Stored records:

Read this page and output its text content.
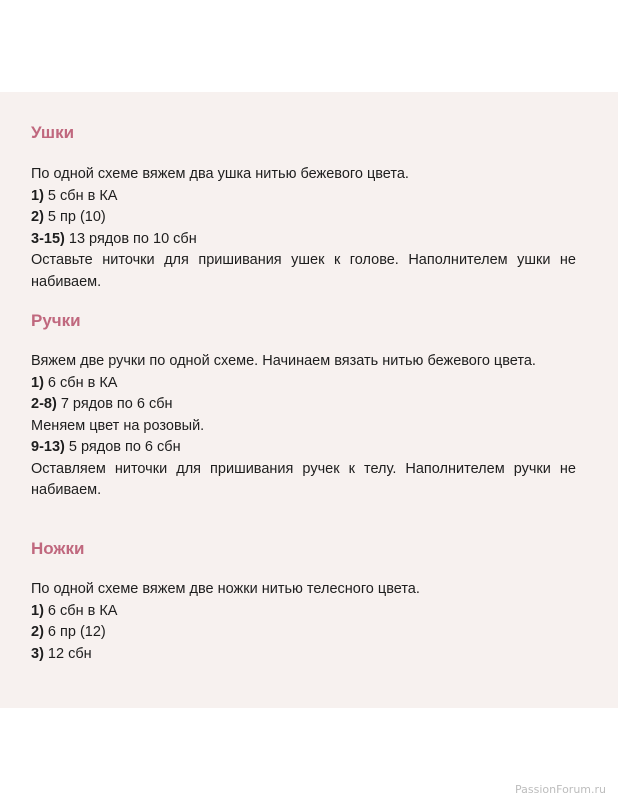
Ушки
По одной схеме вяжем два ушка нитью бежевого цвета.
1) 5 сбн в КА
2) 5 пр (10)
3-15) 13 рядов по 10 сбн
Оставьте ниточки для пришивания ушек к голове. Наполнителем ушки не набиваем.
Ручки
Вяжем две ручки по одной схеме. Начинаем вязать нитью бежевого цвета.
1) 6 сбн в КА
2-8) 7 рядов по 6 сбн
Меняем цвет на розовый.
9-13) 5 рядов по 6 сбн
Оставляем ниточки для пришивания ручек к телу. Наполнителем ручки не набиваем.
Ножки
По одной схеме вяжем две ножки нитью телесного цвета.
1) 6 сбн в КА
2) 6 пр (12)
3) 12 сбн
PassionForum.ru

SHORT PROBLEM:
Copy all the data exactly as written, but skip any picture.

EXPECTED ANSWER:
Read this page and output its text content.
Ушки
По одной схеме вяжем два ушка нитью бежевого цвета.
1) 5 сбн в КА
2) 5 пр (10)
3-15) 13 рядов по 10 сбн
Оставьте ниточки для пришивания ушек к голове. Наполнителем ушки не набиваем.
Ручки
Вяжем две ручки по одной схеме. Начинаем вязать нитью бежевого цвета.
1) 6 сбн в КА
2-8) 7 рядов по 6 сбн
Меняем цвет на розовый.
9-13) 5 рядов по 6 сбн
Оставляем ниточки для пришивания ручек к телу. Наполнителем ручки не набиваем.
Ножки
По одной схеме вяжем две ножки нитью телесного цвета.
1) 6 сбн в КА
2) 6 пр (12)
3) 12 сбн
PassionForum.ru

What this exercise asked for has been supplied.